== Data supplied ==

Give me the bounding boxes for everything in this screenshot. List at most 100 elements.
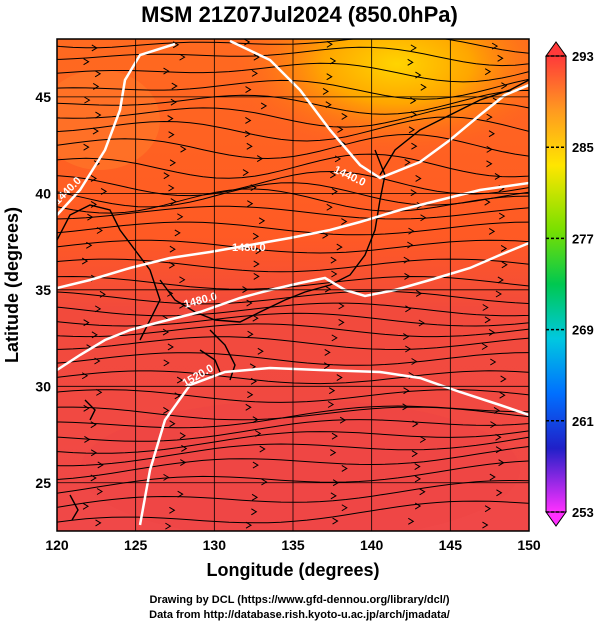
streamline-arrow [334, 155, 342, 163]
colorbar-label: 293 [572, 49, 594, 64]
streamline-arrow [414, 463, 421, 470]
streamline-arrow [96, 488, 103, 495]
streamline-arrow [410, 189, 417, 197]
streamline-arrow [402, 403, 409, 411]
streamline-arrow [497, 54, 504, 62]
streamline-arrow [246, 142, 253, 150]
streamline-arrow [405, 305, 412, 313]
streamline-arrow [97, 461, 104, 469]
streamline-arrow [341, 112, 348, 120]
streamline-arrow [495, 446, 503, 454]
streamline [57, 370, 529, 385]
lon-tick-label: 145 [439, 537, 463, 553]
streamline-arrow [251, 508, 258, 516]
streamline-arrow [252, 461, 259, 469]
streamline-arrow [96, 388, 103, 396]
streamline-arrow [481, 343, 488, 350]
streamline-arrow [245, 117, 252, 124]
streamline [57, 153, 529, 179]
colorbar: 293 285 277 269 261 253 [545, 41, 594, 527]
streamline [57, 323, 529, 338]
lon-tick-label: 150 [517, 537, 541, 553]
streamline [57, 419, 529, 442]
streamline-arrow [501, 82, 508, 90]
streamline-arrow [331, 270, 338, 278]
streamline-arrow [86, 241, 93, 249]
streamline-arrow [168, 131, 175, 139]
credit-drawing: Drawing by DCL (https://www.gfd-dennou.o… [149, 594, 450, 606]
streamline-arrow [179, 276, 186, 284]
streamline [57, 406, 529, 421]
streamline-arrow [341, 504, 348, 512]
streamline-arrow [501, 261, 508, 269]
streamline-arrow [90, 201, 97, 208]
streamline-arrow [247, 391, 254, 399]
streamline-arrow [326, 73, 333, 81]
streamline-arrow [168, 261, 176, 269]
streamline-arrow [253, 272, 260, 280]
credit-data: Data from http://database.rish.kyoto-u.a… [149, 609, 450, 621]
streamline-arrow [242, 169, 249, 176]
streamline-arrow [500, 375, 507, 383]
streamline-arrow [330, 449, 337, 457]
streamline-arrow [163, 172, 170, 180]
streamline-arrow [168, 184, 175, 192]
streamline-arrow [330, 256, 337, 264]
streamline-arrow [329, 57, 337, 65]
streamline-arrow [411, 142, 418, 150]
streamline [57, 239, 529, 254]
streamline-arrow [415, 290, 423, 297]
streamline-arrow [179, 53, 186, 61]
plot-frame [56, 38, 530, 532]
streamline [57, 302, 529, 317]
colorbar-top-arrow [545, 41, 567, 57]
streamline-arrow [325, 101, 332, 109]
streamline-arrow [404, 272, 411, 280]
streamline [57, 275, 529, 290]
streamline [57, 500, 529, 524]
streamline [57, 102, 529, 128]
streamline [57, 46, 529, 67]
streamline-arrow [410, 111, 417, 118]
streamline-arrow [172, 41, 180, 49]
streamline-arrow [258, 217, 266, 225]
streamline-arrow [95, 111, 102, 119]
x-axis-label: Longitude (degrees) [206, 560, 379, 580]
streamline-arrow [500, 245, 508, 252]
streamline-arrow [497, 276, 504, 284]
streamline-arrow [488, 329, 496, 336]
streamline-arrow [326, 203, 333, 211]
streamline-arrow [177, 490, 184, 498]
streamline-arrow [177, 213, 184, 221]
height-contours [57, 39, 529, 526]
streamline [57, 205, 529, 220]
lat-tick-label: 40 [35, 185, 51, 201]
streamline-arrow [169, 159, 177, 167]
streamline-arrow [496, 489, 503, 497]
streamline-arrow [90, 421, 97, 429]
streamline [57, 221, 529, 236]
streamline-arrow [486, 113, 493, 121]
streamline-arrow [327, 401, 335, 408]
colorbar-label: 269 [572, 323, 594, 338]
streamline-arrow [403, 387, 410, 395]
coastlines [57, 79, 529, 521]
streamline-arrow [408, 126, 416, 134]
streamline-arrow [167, 115, 174, 122]
streamline [57, 290, 529, 305]
streamline-arrow [488, 227, 496, 235]
streamline-arrow [169, 420, 176, 428]
streamline-arrow [411, 450, 418, 458]
latitude-axis: 25 30 35 40 45 [35, 89, 51, 491]
streamline-arrow [252, 314, 259, 322]
streamline-arrow [169, 506, 176, 514]
lat-tick-label: 30 [35, 378, 51, 394]
streamline-arrow [179, 432, 186, 440]
colorbar-gradient [545, 55, 567, 513]
streamline-arrow [92, 127, 99, 135]
streamline-arrow [163, 407, 170, 414]
streamline-arrow [83, 404, 90, 412]
streamline-arrow [490, 421, 497, 429]
streamline [57, 116, 529, 142]
streamline-arrow [252, 416, 259, 424]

== Work to do ==
In the part of the material that begins with the line containing "streamline-arrow [334, 155, 342, 163]" and ends with the line containing "streamline [57, 275, 529, 290]", rename "plot-frame" to "map-frame" and leave everything else as it is. Return only those lines.

== Task answer ==
streamline-arrow [334, 155, 342, 163]
colorbar-label: 293 [572, 49, 594, 64]
streamline-arrow [414, 463, 421, 470]
streamline-arrow [96, 488, 103, 495]
streamline-arrow [410, 189, 417, 197]
streamline-arrow [402, 403, 409, 411]
streamline-arrow [497, 54, 504, 62]
streamline-arrow [246, 142, 253, 150]
streamline-arrow [405, 305, 412, 313]
streamline-arrow [97, 461, 104, 469]
streamline-arrow [341, 112, 348, 120]
streamline-arrow [495, 446, 503, 454]
streamline [57, 370, 529, 385]
lon-tick-label: 145 [439, 537, 463, 553]
streamline-arrow [251, 508, 258, 516]
streamline-arrow [252, 461, 259, 469]
streamline-arrow [96, 388, 103, 396]
streamline-arrow [481, 343, 488, 350]
streamline-arrow [245, 117, 252, 124]
streamline [57, 153, 529, 179]
colorbar: 293 285 277 269 261 253 [545, 41, 594, 527]
streamline [57, 323, 529, 338]
lon-tick-label: 150 [517, 537, 541, 553]
streamline [57, 419, 529, 442]
streamline-arrow [501, 82, 508, 90]
streamline-arrow [331, 270, 338, 278]
streamline-arrow [86, 241, 93, 249]
streamline-arrow [168, 131, 175, 139]
credit-drawing: Drawing by DCL (https://www.gfd-dennou.o… [149, 594, 450, 606]
streamline-arrow [179, 276, 186, 284]
streamline [57, 406, 529, 421]
streamline-arrow [341, 504, 348, 512]
streamline-arrow [501, 261, 508, 269]
streamline-arrow [90, 201, 97, 208]
streamline-arrow [247, 391, 254, 399]
streamline-arrow [326, 73, 333, 81]
streamline-arrow [168, 261, 176, 269]
streamline-arrow [253, 272, 260, 280]
credit-data: Data from http://database.rish.kyoto-u.a… [149, 609, 450, 621]
streamline-arrow [242, 169, 249, 176]
streamline-arrow [500, 375, 507, 383]
streamline-arrow [330, 449, 337, 457]
streamline-arrow [163, 172, 170, 180]
streamline-arrow [168, 184, 175, 192]
streamline-arrow [330, 256, 337, 264]
streamline-arrow [329, 57, 337, 65]
streamline-arrow [411, 142, 418, 150]
streamline [57, 239, 529, 254]
streamline-arrow [415, 290, 423, 297]
streamline-arrow [179, 53, 186, 61]
map-frame [56, 38, 530, 532]
streamline [57, 302, 529, 317]
colorbar-top-arrow [545, 41, 567, 57]
streamline-arrow [325, 101, 332, 109]
streamline-arrow [404, 272, 411, 280]
streamline [57, 275, 529, 290]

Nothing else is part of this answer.